start

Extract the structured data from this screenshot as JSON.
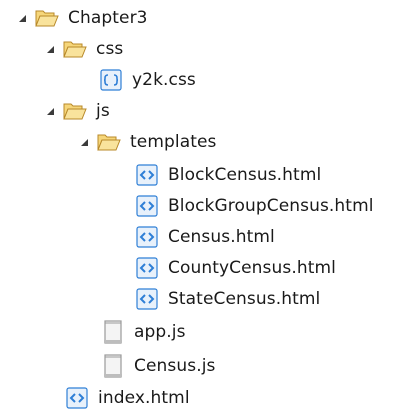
{
  "colors": {
    "expander": "#3b3b3b",
    "folder_fill": "#f6d67a",
    "folder_stroke": "#b8892a",
    "web_file_blue": "#2f7fd6",
    "js_file_gray": "#9a9a9a"
  },
  "tree": {
    "root": {
      "label": "Chapter3",
      "icon": "folder-open-icon",
      "expanded": true
    },
    "css_folder": {
      "label": "css",
      "icon": "folder-open-icon",
      "expanded": true
    },
    "css_file": {
      "label": "y2k.css",
      "icon": "css-file-icon"
    },
    "js_folder": {
      "label": "js",
      "icon": "folder-open-icon",
      "expanded": true
    },
    "templates_folder": {
      "label": "templates",
      "icon": "folder-open-icon",
      "expanded": true
    },
    "templates_files": [
      {
        "label": "BlockCensus.html",
        "icon": "html-file-icon"
      },
      {
        "label": "BlockGroupCensus.html",
        "icon": "html-file-icon"
      },
      {
        "label": "Census.html",
        "icon": "html-file-icon"
      },
      {
        "label": "CountyCensus.html",
        "icon": "html-file-icon"
      },
      {
        "label": "StateCensus.html",
        "icon": "html-file-icon"
      }
    ],
    "js_files": [
      {
        "label": "app.js",
        "icon": "js-file-icon"
      },
      {
        "label": "Census.js",
        "icon": "js-file-icon"
      }
    ],
    "index_file": {
      "label": "index.html",
      "icon": "html-file-icon"
    }
  }
}
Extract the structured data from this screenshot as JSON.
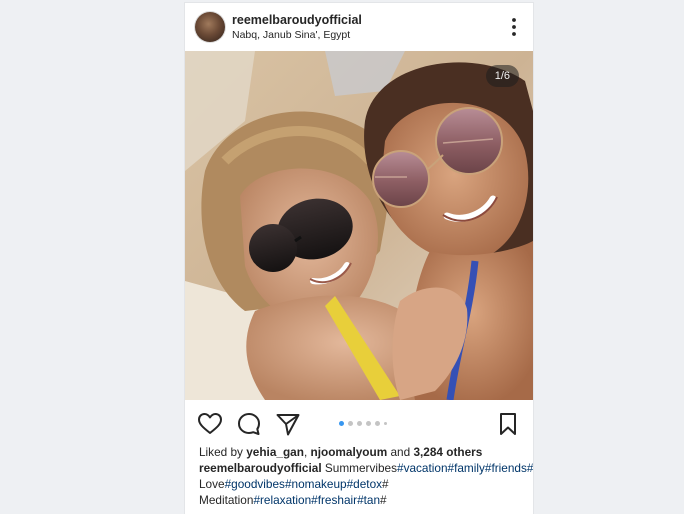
{
  "post": {
    "username": "reemelbaroudyofficial",
    "location": "Nabq, Janub Sina', Egypt",
    "icons": {
      "more": "more-options-icon",
      "like": "heart-icon",
      "comment": "comment-bubble-icon",
      "share": "paper-plane-icon",
      "save": "bookmark-icon"
    },
    "carousel": {
      "counter": "1/6",
      "active_dot_color": "#3897f0",
      "inactive_dot_color": "#c4c4c4"
    }
  },
  "likes": {
    "prefix": "Liked by",
    "user1": "yehia_gan",
    "separator": ",",
    "user2": "njoomalyoum",
    "and": "and",
    "others": "3,284 others"
  },
  "caption": {
    "username": "reemelbaroudyofficial",
    "line1": [
      {
        "text": "Summervibes",
        "tag": false
      },
      {
        "text": "#vacation",
        "tag": true
      },
      {
        "text": "#family",
        "tag": true
      },
      {
        "text": "#friends",
        "tag": true
      },
      {
        "text": "#",
        "tag": true
      }
    ],
    "line2": [
      {
        "text": "Love",
        "tag": false
      },
      {
        "text": "#goodvibes",
        "tag": true
      },
      {
        "text": "#nomakeup",
        "tag": true
      },
      {
        "text": "#detox",
        "tag": true
      },
      {
        "text": "#",
        "tag": false
      }
    ],
    "line3": [
      {
        "text": "Meditation",
        "tag": false
      },
      {
        "text": "#relaxation",
        "tag": true
      },
      {
        "text": "#freshair",
        "tag": true
      },
      {
        "text": "#tan",
        "tag": true
      },
      {
        "text": "#",
        "tag": false
      }
    ]
  },
  "colors": {
    "text": "#262626",
    "hashtag": "#003569"
  }
}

end

#### [Given instruction]
Any pictures should be dropped; transcribe the rest of the records above exactly.

#### [Written reply]
Extract the structured data from this screenshot as JSON.
{
  "colors": {
    "expander": "#3b3b3b",
    "folder_fill": "#f6d67a",
    "folder_stroke": "#b8892a",
    "web_file_blue": "#2f7fd6",
    "js_file_gray": "#9a9a9a"
  },
  "tree": {
    "root": {
      "label": "Chapter3",
      "icon": "folder-open-icon",
      "expanded": true
    },
    "css_folder": {
      "label": "css",
      "icon": "folder-open-icon",
      "expanded": true
    },
    "css_file": {
      "label": "y2k.css",
      "icon": "css-file-icon"
    },
    "js_folder": {
      "label": "js",
      "icon": "folder-open-icon",
      "expanded": true
    },
    "templates_folder": {
      "label": "templates",
      "icon": "folder-open-icon",
      "expanded": true
    },
    "templates_files": [
      {
        "label": "BlockCensus.html",
        "icon": "html-file-icon"
      },
      {
        "label": "BlockGroupCensus.html",
        "icon": "html-file-icon"
      },
      {
        "label": "Census.html",
        "icon": "html-file-icon"
      },
      {
        "label": "CountyCensus.html",
        "icon": "html-file-icon"
      },
      {
        "label": "StateCensus.html",
        "icon": "html-file-icon"
      }
    ],
    "js_files": [
      {
        "label": "app.js",
        "icon": "js-file-icon"
      },
      {
        "label": "Census.js",
        "icon": "js-file-icon"
      }
    ],
    "index_file": {
      "label": "index.html",
      "icon": "html-file-icon"
    }
  }
}
Extract the structured data from this screenshot as JSON.
{
  "post": {
    "username": "reemelbaroudyofficial",
    "location": "Nabq, Janub Sina', Egypt",
    "icons": {
      "more": "more-options-icon",
      "like": "heart-icon",
      "comment": "comment-bubble-icon",
      "share": "paper-plane-icon",
      "save": "bookmark-icon"
    },
    "carousel": {
      "counter": "1/6",
      "active_dot_color": "#3897f0",
      "inactive_dot_color": "#c4c4c4"
    }
  },
  "likes": {
    "prefix": "Liked by",
    "user1": "yehia_gan",
    "separator": ",",
    "user2": "njoomalyoum",
    "and": "and",
    "others": "3,284 others"
  },
  "caption": {
    "username": "reemelbaroudyofficial",
    "line1": [
      {
        "text": "Summervibes",
        "tag": false
      },
      {
        "text": "#vacation",
        "tag": true
      },
      {
        "text": "#family",
        "tag": true
      },
      {
        "text": "#friends",
        "tag": true
      },
      {
        "text": "#",
        "tag": true
      }
    ],
    "line2": [
      {
        "text": "Love",
        "tag": false
      },
      {
        "text": "#goodvibes",
        "tag": true
      },
      {
        "text": "#nomakeup",
        "tag": true
      },
      {
        "text": "#detox",
        "tag": true
      },
      {
        "text": "#",
        "tag": false
      }
    ],
    "line3": [
      {
        "text": "Meditation",
        "tag": false
      },
      {
        "text": "#relaxation",
        "tag": true
      },
      {
        "text": "#freshair",
        "tag": true
      },
      {
        "text": "#tan",
        "tag": true
      },
      {
        "text": "#",
        "tag": false
      }
    ]
  },
  "colors": {
    "text": "#262626",
    "hashtag": "#003569"
  }
}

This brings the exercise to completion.